### SELECTED EXTRACT
---*---
This article is organized as follows. First, we describe earlier work in artificial chemistry that is most related to the approach introduced here. Then, we explain the basic workings of combinatory logic and how we adapted it in an artificial chemistry. Third, following earlier work, we discuss how autocatalytic sets can be used to detect emerging phenomena in this system, and propose a novel measure of emergent complexity, which is well adapted to the introduced system. Finally, we describe our experiments showcasing the emergence of complex structures in combinatory chemistry and discuss their implications.

## 2 Artificial Chemistries

Artificial chemistries are models inspired in natural chemical systems that are usually defined by three different components: a set of possible molecules, a set of reactions, and a reactor algorithm describing the reaction vessel and how molecules interact with each other (Dittrich et al., 2001). In the following discussion, we will focus on the algorithmic chemistries that are the closest to the present work.
---*---
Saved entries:
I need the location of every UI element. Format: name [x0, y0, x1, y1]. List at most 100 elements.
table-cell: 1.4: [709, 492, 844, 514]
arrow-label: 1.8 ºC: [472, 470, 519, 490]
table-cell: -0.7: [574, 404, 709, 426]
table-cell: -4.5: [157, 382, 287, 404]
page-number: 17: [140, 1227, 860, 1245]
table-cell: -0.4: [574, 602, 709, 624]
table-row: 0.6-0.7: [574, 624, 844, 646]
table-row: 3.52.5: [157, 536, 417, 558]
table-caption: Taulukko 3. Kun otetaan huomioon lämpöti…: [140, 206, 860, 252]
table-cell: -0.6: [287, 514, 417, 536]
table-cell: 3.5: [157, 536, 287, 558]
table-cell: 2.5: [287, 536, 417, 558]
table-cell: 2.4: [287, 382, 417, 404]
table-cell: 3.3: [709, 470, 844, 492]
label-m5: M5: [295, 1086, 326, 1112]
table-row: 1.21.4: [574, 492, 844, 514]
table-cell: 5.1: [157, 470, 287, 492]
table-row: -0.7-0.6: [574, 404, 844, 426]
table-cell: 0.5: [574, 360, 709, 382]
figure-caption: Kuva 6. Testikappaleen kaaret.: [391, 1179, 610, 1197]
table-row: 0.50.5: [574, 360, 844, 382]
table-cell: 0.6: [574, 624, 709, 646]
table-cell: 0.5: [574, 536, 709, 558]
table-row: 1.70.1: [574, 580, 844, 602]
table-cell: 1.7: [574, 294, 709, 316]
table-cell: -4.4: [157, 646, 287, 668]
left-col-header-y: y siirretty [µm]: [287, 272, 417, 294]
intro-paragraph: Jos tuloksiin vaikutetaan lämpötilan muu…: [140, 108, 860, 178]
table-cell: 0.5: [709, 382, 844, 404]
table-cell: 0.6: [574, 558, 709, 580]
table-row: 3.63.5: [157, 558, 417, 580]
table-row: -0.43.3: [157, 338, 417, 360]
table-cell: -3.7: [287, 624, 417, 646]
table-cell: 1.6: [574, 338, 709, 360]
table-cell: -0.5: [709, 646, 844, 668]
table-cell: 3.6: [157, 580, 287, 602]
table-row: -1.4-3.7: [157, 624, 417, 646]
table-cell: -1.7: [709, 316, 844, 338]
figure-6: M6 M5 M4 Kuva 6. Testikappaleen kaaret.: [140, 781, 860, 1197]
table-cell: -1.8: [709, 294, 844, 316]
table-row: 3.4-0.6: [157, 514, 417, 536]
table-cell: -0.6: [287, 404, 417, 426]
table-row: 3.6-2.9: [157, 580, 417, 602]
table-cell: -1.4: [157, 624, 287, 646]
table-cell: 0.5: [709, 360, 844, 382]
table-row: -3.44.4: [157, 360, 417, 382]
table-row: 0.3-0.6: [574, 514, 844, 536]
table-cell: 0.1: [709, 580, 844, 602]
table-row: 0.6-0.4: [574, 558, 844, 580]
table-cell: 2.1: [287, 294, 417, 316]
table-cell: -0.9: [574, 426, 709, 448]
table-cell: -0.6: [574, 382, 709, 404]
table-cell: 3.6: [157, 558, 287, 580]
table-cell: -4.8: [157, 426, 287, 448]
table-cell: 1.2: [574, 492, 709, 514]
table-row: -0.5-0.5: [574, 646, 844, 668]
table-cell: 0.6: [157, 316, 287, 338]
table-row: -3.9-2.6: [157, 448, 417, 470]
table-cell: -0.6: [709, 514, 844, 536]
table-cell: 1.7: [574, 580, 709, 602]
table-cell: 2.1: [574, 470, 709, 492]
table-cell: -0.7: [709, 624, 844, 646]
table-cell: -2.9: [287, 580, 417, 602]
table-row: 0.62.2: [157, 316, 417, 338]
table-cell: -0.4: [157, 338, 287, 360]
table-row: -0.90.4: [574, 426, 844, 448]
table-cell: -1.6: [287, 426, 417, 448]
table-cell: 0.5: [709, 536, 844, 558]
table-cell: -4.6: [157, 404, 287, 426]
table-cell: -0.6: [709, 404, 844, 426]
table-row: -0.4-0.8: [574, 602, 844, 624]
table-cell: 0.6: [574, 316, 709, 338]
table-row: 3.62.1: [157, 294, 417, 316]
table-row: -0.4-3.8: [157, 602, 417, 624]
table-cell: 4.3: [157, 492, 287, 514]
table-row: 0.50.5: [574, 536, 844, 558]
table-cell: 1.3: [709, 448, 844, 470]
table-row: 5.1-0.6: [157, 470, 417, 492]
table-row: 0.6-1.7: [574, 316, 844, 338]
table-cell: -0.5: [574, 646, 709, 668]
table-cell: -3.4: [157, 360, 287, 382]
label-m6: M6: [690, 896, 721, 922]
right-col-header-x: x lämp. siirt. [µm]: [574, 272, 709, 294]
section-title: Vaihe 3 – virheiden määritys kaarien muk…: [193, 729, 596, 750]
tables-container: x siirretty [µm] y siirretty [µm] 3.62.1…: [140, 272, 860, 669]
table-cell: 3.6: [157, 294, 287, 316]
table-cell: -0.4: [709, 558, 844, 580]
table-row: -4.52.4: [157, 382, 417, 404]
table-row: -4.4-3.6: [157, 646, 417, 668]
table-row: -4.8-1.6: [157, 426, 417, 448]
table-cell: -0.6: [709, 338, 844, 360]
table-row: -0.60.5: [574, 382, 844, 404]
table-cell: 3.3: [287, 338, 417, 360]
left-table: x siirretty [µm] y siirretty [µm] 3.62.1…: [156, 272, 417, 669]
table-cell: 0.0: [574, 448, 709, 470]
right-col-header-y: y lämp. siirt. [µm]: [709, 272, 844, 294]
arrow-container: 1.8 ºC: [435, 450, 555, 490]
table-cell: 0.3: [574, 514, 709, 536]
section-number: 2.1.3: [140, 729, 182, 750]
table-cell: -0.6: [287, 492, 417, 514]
---*---
### TASKS
- A) Using the excerpt on artificial chemistries, decide whether each statement below agrees with it. Answer yes or no for each, quoting the words of the excerpt that decide it.
(i) The article describes earlier related work in artificial chemistry before it explains combinatory logic.
(ii) Artificial chemistries are usually defined by four components.
(iii) The following discussion will focus on the algorithmic chemistries closest to the present work.
- B) List every component that, according to the excerpt on artificial chemistries, usually defines an artificial chemistry.
- C) Write out the part of the excerpt on artificial chemistries that opens with the words containing "Artificial chemistries are" and closes with "the present work.".

### TASK-BY-TASK RESULTS
- A)
(i) Yes: "First, we describe earlier work in artificial chemistry that is most related to the approach introduced here. Then, we explain the basic workings of combinatory logic"
(ii) No: "usually defined by three different components"
(iii) Yes: "we will focus on the algorithmic chemistries that are the closest to the present work"

- B)
- a set of possible molecules
- a set of reactions
- a reactor algorithm describing the reaction vessel and how molecules interact with each other

- C)
Artificial chemistries are models inspired in natural chemical systems that are usually defined by three different components: a set of possible molecules, a set of reactions, and a reactor algorithm describing the reaction vessel and how molecules interact with each other (Dittrich et al., 2001). In the following discussion, we will focus on the algorithmic chemistries that are the closest to the present work.